Task brief: Look through the data and write out every line with the word "jungle" in it.

Recorded information:

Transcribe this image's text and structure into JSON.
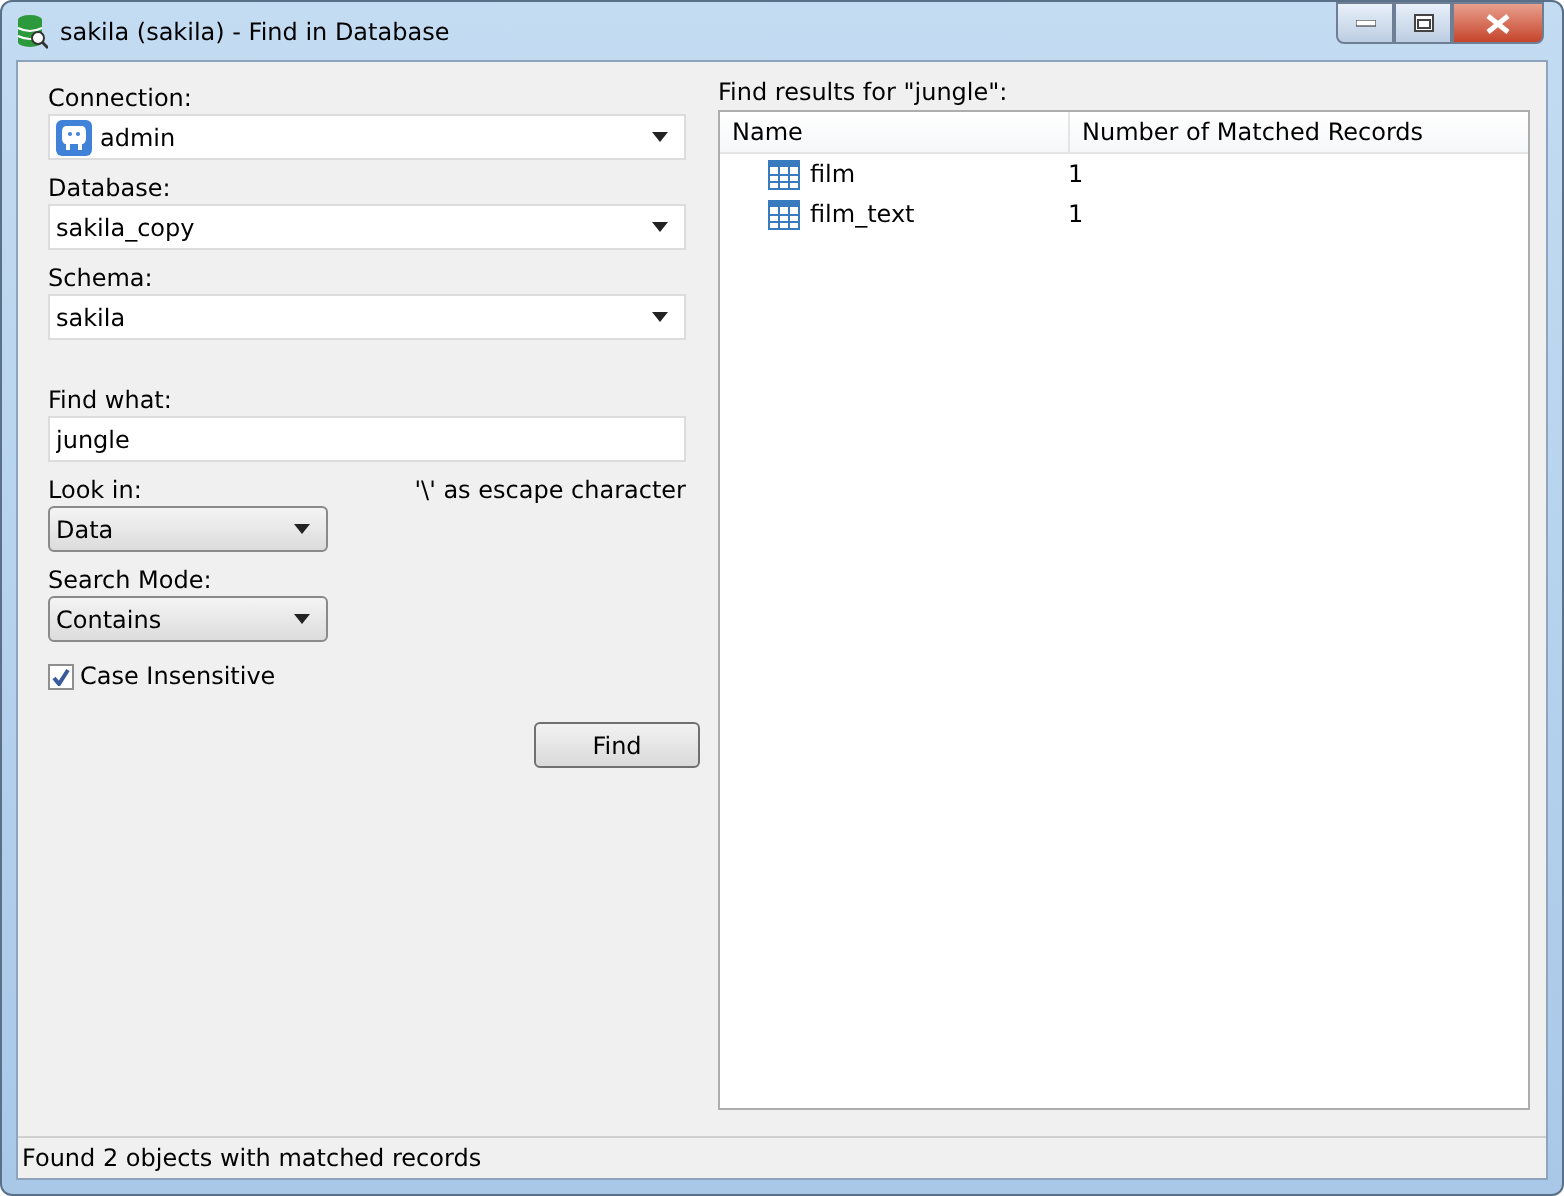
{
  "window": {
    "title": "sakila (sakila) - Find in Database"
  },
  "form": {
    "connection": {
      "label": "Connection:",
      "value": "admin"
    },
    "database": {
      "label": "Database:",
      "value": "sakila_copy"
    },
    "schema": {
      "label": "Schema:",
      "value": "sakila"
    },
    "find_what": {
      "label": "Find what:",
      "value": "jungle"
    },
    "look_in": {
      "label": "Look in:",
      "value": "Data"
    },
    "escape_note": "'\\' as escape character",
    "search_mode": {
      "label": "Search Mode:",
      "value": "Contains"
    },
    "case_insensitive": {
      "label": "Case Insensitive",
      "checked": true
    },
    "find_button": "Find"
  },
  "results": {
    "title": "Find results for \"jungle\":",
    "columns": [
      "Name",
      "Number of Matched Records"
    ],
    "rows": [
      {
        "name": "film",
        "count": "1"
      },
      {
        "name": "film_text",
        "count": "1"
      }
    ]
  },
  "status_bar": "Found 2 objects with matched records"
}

Answer in full:
      "value": "jungle"
    "title": "Find results for \"jungle\":",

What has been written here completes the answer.